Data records

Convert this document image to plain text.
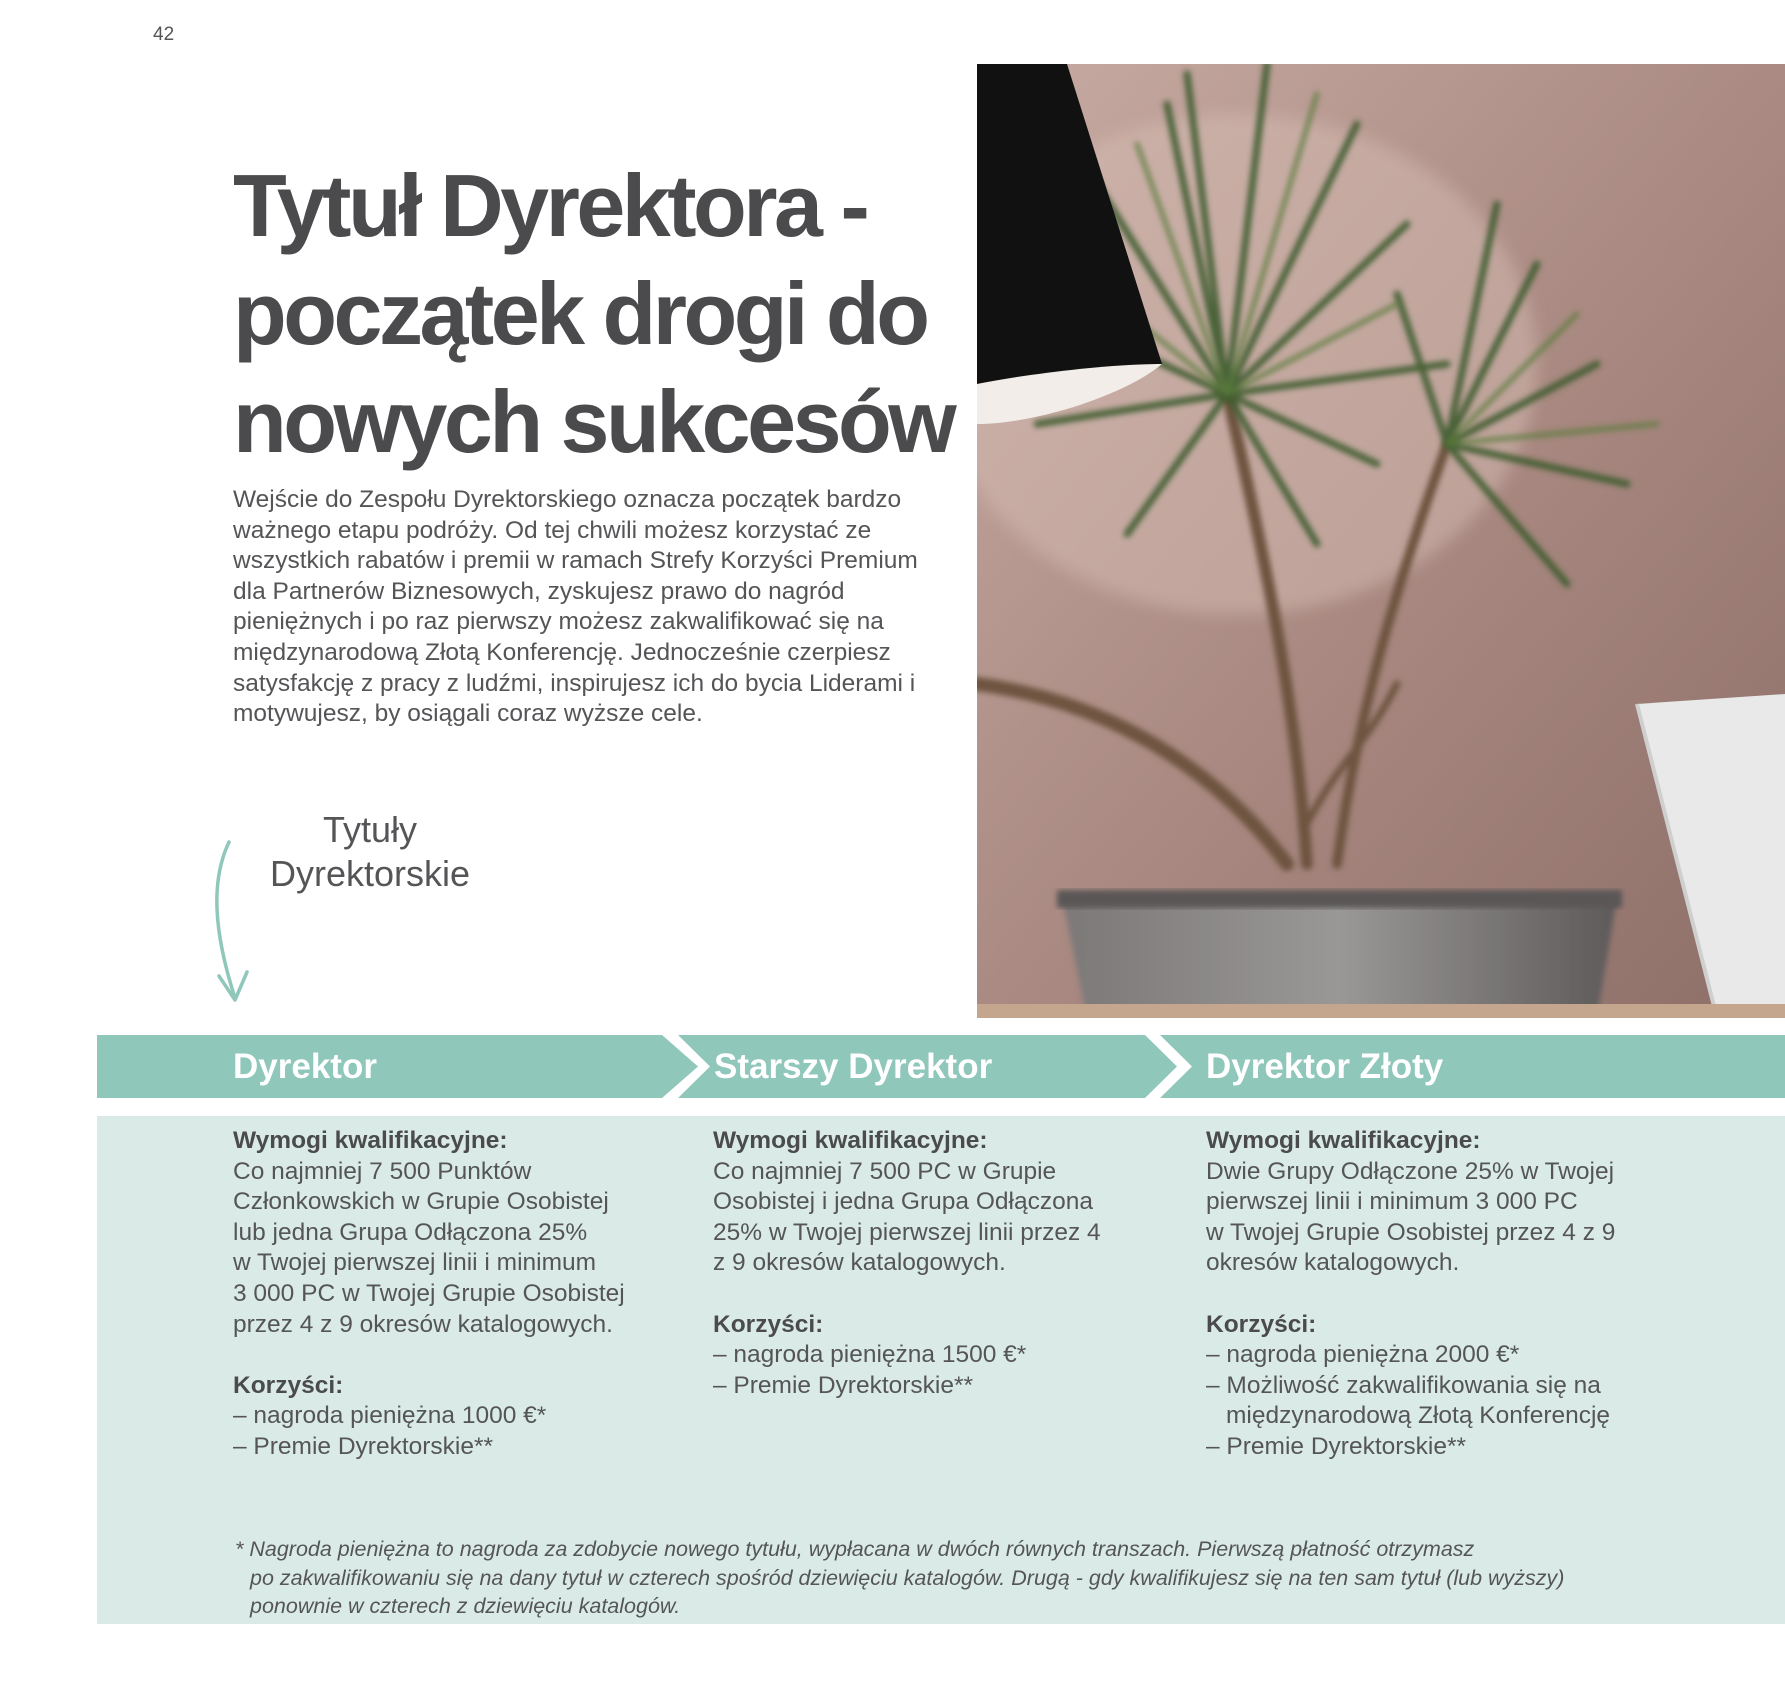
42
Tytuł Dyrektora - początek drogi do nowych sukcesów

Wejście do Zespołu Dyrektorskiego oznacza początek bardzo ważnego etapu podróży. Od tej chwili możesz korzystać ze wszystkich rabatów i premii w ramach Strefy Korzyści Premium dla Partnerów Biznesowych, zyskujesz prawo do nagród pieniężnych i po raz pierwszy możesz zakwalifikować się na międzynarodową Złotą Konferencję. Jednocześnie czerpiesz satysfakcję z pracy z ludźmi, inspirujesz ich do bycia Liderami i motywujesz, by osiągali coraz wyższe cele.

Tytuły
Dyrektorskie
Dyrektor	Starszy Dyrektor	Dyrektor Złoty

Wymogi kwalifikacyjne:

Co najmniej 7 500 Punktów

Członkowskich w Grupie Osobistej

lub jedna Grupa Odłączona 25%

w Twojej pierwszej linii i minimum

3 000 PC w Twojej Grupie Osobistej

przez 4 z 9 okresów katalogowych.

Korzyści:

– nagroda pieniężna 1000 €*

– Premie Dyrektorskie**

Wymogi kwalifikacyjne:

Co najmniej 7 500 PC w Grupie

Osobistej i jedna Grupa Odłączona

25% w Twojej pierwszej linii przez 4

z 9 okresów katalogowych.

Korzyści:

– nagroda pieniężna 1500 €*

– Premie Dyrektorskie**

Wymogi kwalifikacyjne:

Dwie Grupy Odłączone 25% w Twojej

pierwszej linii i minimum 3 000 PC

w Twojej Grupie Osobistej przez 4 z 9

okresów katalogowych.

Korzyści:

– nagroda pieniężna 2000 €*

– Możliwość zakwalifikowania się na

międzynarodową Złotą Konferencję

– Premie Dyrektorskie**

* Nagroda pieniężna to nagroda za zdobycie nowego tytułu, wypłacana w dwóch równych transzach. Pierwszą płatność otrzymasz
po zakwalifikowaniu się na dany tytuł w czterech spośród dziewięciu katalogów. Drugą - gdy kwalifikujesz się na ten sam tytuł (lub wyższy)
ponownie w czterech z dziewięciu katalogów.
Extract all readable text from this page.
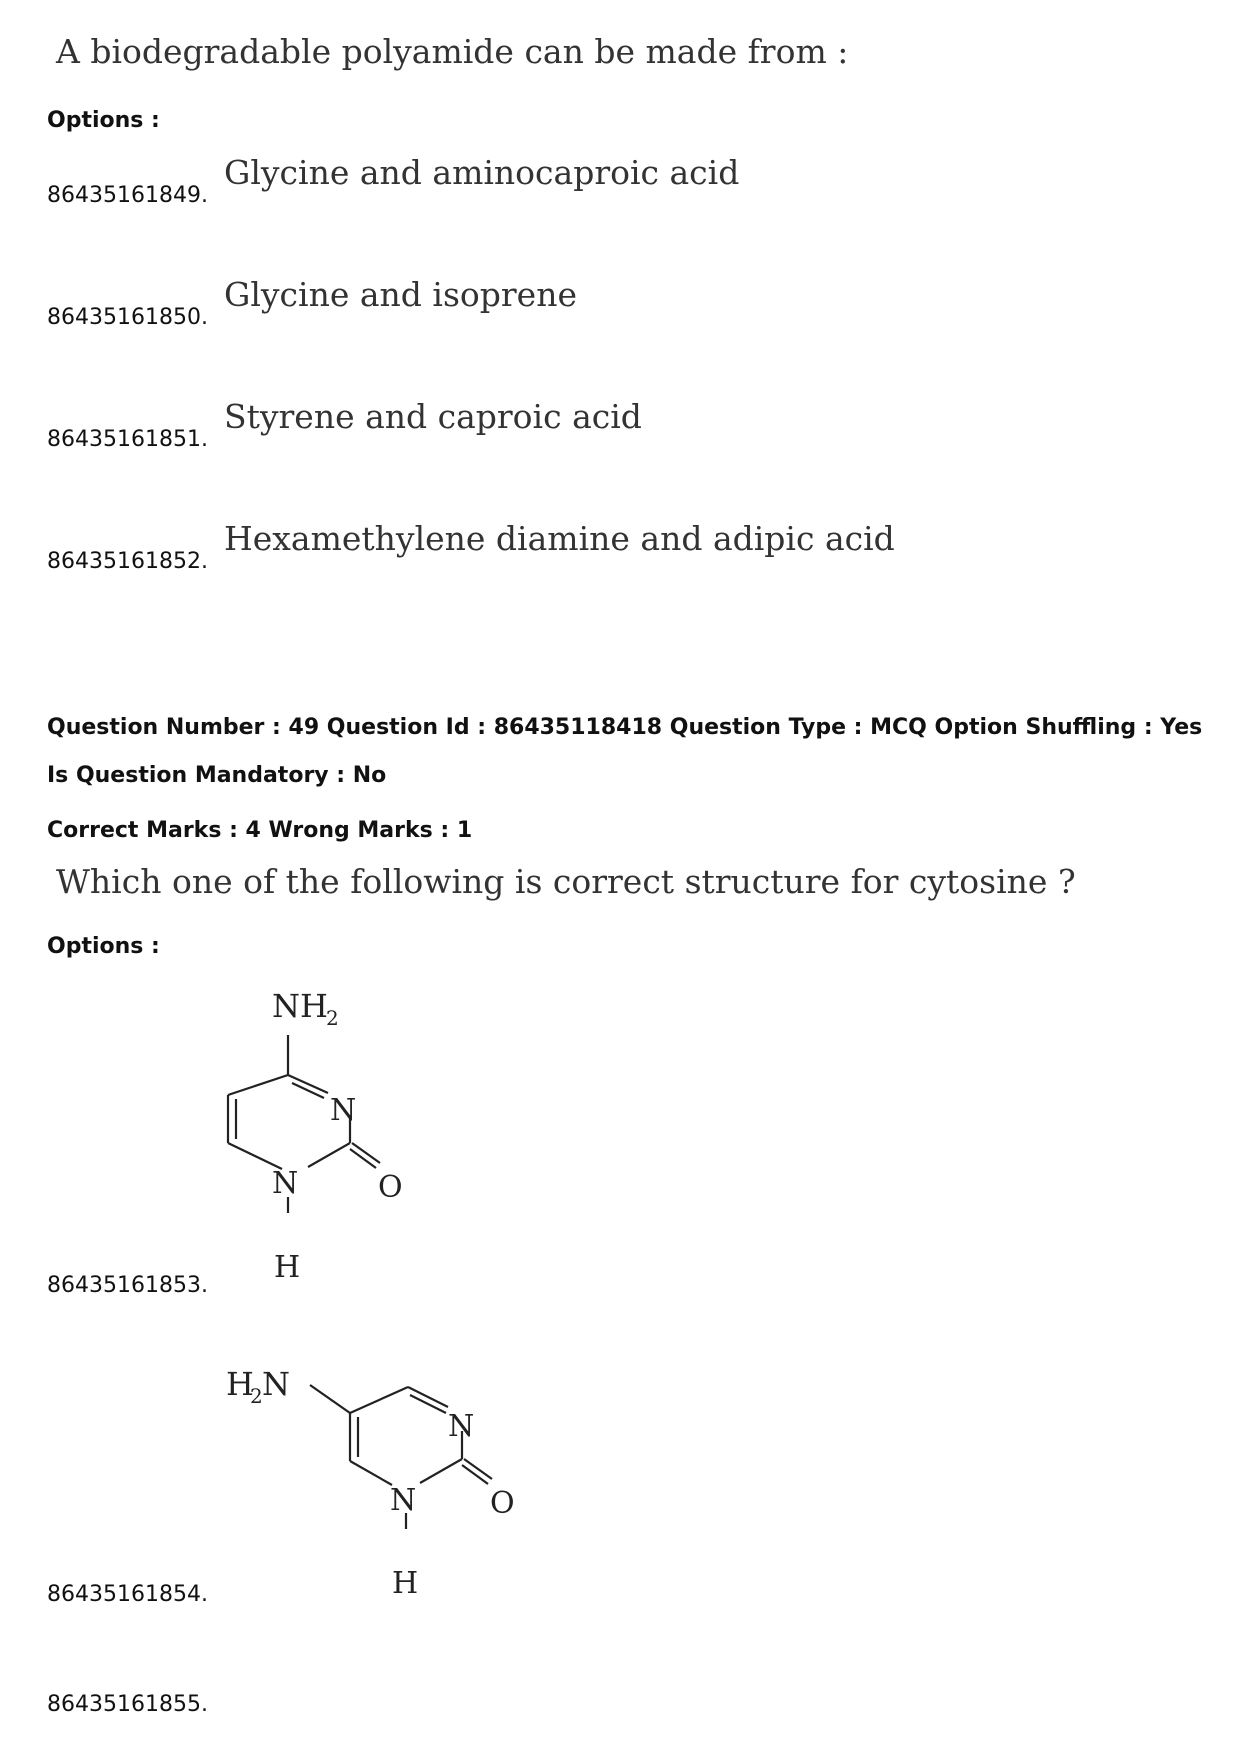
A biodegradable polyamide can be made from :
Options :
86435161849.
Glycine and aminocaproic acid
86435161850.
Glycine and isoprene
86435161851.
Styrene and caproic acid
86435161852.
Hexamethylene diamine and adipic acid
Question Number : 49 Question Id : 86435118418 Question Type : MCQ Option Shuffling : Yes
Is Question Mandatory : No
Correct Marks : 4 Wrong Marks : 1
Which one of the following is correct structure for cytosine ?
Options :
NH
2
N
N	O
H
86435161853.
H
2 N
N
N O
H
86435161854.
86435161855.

What to produce: Can you repeat every record above exactly, apart from the pictures?

Exercise response:
Convert this document image to plain text.
42
Tytuł Dyrektora - początek drogi do nowych sukcesów

Wejście do Zespołu Dyrektorskiego oznacza początek bardzo ważnego etapu podróży. Od tej chwili możesz korzystać ze wszystkich rabatów i premii w ramach Strefy Korzyści Premium dla Partnerów Biznesowych, zyskujesz prawo do nagród pieniężnych i po raz pierwszy możesz zakwalifikować się na międzynarodową Złotą Konferencję. Jednocześnie czerpiesz satysfakcję z pracy z ludźmi, inspirujesz ich do bycia Liderami i motywujesz, by osiągali coraz wyższe cele.

Tytuły
Dyrektorskie
Dyrektor	Starszy Dyrektor	Dyrektor Złoty

Wymogi kwalifikacyjne:

Co najmniej 7 500 Punktów

Członkowskich w Grupie Osobistej

lub jedna Grupa Odłączona 25%

w Twojej pierwszej linii i minimum

3 000 PC w Twojej Grupie Osobistej

przez 4 z 9 okresów katalogowych.

Korzyści:

– nagroda pieniężna 1000 €*

– Premie Dyrektorskie**

Wymogi kwalifikacyjne:

Co najmniej 7 500 PC w Grupie

Osobistej i jedna Grupa Odłączona

25% w Twojej pierwszej linii przez 4

z 9 okresów katalogowych.

Korzyści:

– nagroda pieniężna 1500 €*

– Premie Dyrektorskie**

Wymogi kwalifikacyjne:

Dwie Grupy Odłączone 25% w Twojej

pierwszej linii i minimum 3 000 PC

w Twojej Grupie Osobistej przez 4 z 9

okresów katalogowych.

Korzyści:

– nagroda pieniężna 2000 €*

– Możliwość zakwalifikowania się na

międzynarodową Złotą Konferencję

– Premie Dyrektorskie**

* Nagroda pieniężna to nagroda za zdobycie nowego tytułu, wypłacana w dwóch równych transzach. Pierwszą płatność otrzymasz
po zakwalifikowaniu się na dany tytuł w czterech spośród dziewięciu katalogów. Drugą - gdy kwalifikujesz się na ten sam tytuł (lub wyższy)
ponownie w czterech z dziewięciu katalogów.
Extract all readable text from this page.
A biodegradable polyamide can be made from :
Options :
86435161849.
Glycine and aminocaproic acid
86435161850.
Glycine and isoprene
86435161851.
Styrene and caproic acid
86435161852.
Hexamethylene diamine and adipic acid
Question Number : 49 Question Id : 86435118418 Question Type : MCQ Option Shuffling : Yes
Is Question Mandatory : No
Correct Marks : 4 Wrong Marks : 1
Which one of the following is correct structure for cytosine ?
Options :
NH
2
N
N	O
H
86435161853.
H
2 N
N
N O
H
86435161854.
86435161855.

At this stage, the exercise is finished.